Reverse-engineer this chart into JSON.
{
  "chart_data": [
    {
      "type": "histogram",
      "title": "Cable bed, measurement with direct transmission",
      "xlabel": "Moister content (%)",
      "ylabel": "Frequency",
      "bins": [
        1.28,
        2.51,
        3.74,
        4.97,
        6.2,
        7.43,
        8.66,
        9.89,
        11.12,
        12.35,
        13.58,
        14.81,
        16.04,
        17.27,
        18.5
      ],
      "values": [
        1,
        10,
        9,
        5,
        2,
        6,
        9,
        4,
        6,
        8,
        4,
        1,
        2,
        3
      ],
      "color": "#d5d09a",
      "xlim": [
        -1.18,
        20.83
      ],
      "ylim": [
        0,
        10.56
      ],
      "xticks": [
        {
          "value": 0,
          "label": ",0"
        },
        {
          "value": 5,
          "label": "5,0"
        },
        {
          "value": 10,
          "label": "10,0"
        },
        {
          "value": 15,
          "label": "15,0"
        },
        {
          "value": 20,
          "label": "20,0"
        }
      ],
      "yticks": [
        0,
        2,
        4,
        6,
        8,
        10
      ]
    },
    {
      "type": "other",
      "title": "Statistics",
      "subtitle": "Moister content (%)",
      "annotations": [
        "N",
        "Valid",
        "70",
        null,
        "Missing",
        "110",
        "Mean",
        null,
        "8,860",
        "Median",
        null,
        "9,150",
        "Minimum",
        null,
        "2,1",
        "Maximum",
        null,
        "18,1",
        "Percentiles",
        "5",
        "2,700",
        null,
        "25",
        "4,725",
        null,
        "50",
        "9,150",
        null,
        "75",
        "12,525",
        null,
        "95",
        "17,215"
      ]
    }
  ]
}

========================

• YOUR OBJECTIVE: Tell how many lines in the material above include the word "content", giving the number only.

• EXPECTED OUTPUT: 2